═════ Data supplied

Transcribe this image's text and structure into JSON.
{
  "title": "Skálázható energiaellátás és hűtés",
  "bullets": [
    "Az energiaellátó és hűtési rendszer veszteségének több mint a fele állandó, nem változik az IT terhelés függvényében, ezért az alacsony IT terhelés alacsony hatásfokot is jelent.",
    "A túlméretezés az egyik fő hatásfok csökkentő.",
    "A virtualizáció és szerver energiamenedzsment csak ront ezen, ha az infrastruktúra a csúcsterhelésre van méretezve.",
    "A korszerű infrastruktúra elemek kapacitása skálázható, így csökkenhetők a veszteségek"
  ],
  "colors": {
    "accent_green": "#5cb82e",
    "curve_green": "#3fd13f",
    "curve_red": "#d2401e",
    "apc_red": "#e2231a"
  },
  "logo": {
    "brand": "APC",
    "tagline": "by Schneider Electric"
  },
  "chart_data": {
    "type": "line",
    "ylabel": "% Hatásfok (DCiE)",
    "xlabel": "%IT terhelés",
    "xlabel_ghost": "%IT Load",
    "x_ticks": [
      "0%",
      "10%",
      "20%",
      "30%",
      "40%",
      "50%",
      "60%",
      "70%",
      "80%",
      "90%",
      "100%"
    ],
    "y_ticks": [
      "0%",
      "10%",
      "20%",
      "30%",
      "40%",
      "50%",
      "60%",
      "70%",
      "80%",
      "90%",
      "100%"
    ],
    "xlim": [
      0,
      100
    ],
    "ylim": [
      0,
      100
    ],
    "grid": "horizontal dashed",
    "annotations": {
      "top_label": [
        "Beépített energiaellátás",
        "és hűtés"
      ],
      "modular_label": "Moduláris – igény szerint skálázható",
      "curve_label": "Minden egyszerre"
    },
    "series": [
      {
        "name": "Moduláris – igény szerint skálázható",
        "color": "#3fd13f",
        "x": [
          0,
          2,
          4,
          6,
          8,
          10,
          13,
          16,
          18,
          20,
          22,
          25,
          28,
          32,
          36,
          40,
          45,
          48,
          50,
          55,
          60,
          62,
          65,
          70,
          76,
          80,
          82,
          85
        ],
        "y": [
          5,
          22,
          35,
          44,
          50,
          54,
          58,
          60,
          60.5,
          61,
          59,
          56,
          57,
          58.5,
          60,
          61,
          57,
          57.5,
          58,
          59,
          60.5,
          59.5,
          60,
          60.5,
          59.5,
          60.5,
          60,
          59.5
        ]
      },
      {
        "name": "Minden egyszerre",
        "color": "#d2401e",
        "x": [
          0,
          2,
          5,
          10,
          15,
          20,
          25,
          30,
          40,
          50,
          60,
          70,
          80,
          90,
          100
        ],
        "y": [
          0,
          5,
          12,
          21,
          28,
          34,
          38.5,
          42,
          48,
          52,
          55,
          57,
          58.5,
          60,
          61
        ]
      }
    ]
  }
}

══════════

Scan the material above for the string "infrastruktúra" and report each line where you find it.

Output of the task.
    "A virtualizáció és szerver energiamenedzsment csak ront ezen, ha az infrastruktúra a csúcsterhelésre van méretezve.",
    "A korszerű infrastruktúra elemek kapacitása skálázható, így csökkenhetők a veszteségek"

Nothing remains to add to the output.